DATA TO PROCESS

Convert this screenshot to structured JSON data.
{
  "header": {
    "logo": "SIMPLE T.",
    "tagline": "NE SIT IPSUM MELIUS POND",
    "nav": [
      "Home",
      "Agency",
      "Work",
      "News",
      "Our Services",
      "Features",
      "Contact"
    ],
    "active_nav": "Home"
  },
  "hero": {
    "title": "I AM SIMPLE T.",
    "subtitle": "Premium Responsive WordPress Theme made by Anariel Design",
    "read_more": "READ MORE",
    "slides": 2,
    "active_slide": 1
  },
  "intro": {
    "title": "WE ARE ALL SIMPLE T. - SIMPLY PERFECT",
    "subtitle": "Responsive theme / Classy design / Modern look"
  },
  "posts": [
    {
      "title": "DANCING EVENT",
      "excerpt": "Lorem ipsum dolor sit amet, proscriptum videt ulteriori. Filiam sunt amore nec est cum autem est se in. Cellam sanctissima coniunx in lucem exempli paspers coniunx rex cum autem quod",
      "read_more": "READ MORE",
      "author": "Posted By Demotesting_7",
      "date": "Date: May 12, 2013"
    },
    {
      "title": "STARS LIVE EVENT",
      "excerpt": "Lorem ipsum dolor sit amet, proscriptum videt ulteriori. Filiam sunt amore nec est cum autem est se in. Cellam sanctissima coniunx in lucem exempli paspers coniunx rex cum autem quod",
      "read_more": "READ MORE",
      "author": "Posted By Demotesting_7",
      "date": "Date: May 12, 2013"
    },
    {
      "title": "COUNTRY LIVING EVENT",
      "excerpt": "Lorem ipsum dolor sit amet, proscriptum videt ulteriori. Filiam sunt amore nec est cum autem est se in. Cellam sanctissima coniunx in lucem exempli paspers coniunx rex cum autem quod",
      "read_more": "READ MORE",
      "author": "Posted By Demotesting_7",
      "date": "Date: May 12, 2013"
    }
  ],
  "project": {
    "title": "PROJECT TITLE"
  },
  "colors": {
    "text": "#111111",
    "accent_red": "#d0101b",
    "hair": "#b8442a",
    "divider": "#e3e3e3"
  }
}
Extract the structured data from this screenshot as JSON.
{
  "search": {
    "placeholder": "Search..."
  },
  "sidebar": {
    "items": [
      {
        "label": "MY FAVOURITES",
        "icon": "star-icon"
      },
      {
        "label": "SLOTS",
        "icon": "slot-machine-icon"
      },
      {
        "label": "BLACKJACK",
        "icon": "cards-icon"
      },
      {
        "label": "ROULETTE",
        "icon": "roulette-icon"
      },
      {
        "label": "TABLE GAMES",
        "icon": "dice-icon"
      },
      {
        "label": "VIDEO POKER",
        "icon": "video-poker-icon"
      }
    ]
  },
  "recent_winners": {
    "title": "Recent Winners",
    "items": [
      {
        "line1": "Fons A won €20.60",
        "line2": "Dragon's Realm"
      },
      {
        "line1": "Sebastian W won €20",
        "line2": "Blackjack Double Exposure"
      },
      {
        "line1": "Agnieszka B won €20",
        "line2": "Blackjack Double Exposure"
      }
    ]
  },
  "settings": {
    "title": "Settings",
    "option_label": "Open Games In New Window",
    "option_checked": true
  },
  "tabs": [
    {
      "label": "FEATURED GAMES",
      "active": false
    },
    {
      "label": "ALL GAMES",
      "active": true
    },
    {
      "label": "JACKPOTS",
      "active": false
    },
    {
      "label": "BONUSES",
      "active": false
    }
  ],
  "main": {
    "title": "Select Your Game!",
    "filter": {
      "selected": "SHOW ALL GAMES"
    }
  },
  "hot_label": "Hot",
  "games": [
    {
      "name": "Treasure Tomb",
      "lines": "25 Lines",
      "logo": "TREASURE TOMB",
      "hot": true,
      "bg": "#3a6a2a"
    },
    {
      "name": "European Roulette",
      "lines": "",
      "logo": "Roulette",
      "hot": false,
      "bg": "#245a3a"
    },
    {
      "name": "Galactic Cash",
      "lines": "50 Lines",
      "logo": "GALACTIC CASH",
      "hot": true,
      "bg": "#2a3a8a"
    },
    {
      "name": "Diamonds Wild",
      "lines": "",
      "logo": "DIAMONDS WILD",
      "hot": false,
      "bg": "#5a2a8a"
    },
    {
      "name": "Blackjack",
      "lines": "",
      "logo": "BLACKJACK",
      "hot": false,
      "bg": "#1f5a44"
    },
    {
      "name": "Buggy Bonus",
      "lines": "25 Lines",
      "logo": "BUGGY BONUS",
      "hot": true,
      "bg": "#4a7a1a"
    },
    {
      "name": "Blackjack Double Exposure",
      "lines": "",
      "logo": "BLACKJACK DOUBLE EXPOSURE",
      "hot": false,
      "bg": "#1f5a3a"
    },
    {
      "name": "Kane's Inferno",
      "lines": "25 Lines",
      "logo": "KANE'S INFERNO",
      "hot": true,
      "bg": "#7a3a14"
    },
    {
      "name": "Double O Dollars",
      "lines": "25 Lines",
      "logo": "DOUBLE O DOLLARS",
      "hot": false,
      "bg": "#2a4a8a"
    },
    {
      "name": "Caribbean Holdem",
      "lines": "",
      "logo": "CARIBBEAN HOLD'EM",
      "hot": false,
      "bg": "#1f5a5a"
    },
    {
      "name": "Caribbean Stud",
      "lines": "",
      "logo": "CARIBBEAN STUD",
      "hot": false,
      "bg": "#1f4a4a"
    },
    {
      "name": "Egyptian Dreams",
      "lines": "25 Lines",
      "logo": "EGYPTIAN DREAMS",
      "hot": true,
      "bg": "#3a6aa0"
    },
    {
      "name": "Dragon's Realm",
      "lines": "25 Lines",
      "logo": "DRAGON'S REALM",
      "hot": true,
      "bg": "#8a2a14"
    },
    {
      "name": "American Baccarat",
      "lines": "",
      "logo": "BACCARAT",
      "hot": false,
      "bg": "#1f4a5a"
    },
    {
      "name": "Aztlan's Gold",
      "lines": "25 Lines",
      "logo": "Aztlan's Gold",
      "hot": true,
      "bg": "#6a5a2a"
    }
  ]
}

WHAT IS REQUIRED
Going through the data, tally the lines containing "screenshot" and report only the result.

EXERCISE RESULT
2